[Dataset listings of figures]
---+---

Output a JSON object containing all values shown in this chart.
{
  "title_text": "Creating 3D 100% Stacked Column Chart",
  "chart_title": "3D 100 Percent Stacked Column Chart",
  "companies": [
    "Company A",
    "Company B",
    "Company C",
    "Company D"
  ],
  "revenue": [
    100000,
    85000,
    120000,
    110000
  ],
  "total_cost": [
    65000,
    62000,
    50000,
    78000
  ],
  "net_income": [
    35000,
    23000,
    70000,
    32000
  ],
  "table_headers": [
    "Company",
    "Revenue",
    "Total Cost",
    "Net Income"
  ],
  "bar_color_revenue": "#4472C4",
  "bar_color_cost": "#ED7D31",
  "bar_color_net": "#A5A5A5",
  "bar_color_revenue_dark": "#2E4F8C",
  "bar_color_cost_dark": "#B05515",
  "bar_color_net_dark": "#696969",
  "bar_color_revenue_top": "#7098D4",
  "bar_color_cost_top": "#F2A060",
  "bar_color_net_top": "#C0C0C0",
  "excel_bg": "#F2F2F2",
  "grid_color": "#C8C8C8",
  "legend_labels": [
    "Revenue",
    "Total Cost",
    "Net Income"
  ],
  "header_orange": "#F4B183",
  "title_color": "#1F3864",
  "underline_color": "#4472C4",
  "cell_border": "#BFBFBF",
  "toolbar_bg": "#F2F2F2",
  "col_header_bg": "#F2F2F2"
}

---+---

TASK BRIEF: Select all lines in the listing above where the word "Stacked" appears, and show them.

RESULT OF THIS TASK:
  "title_text": "Creating 3D 100% Stacked Column Chart",
  "chart_title": "3D 100 Percent Stacked Column Chart",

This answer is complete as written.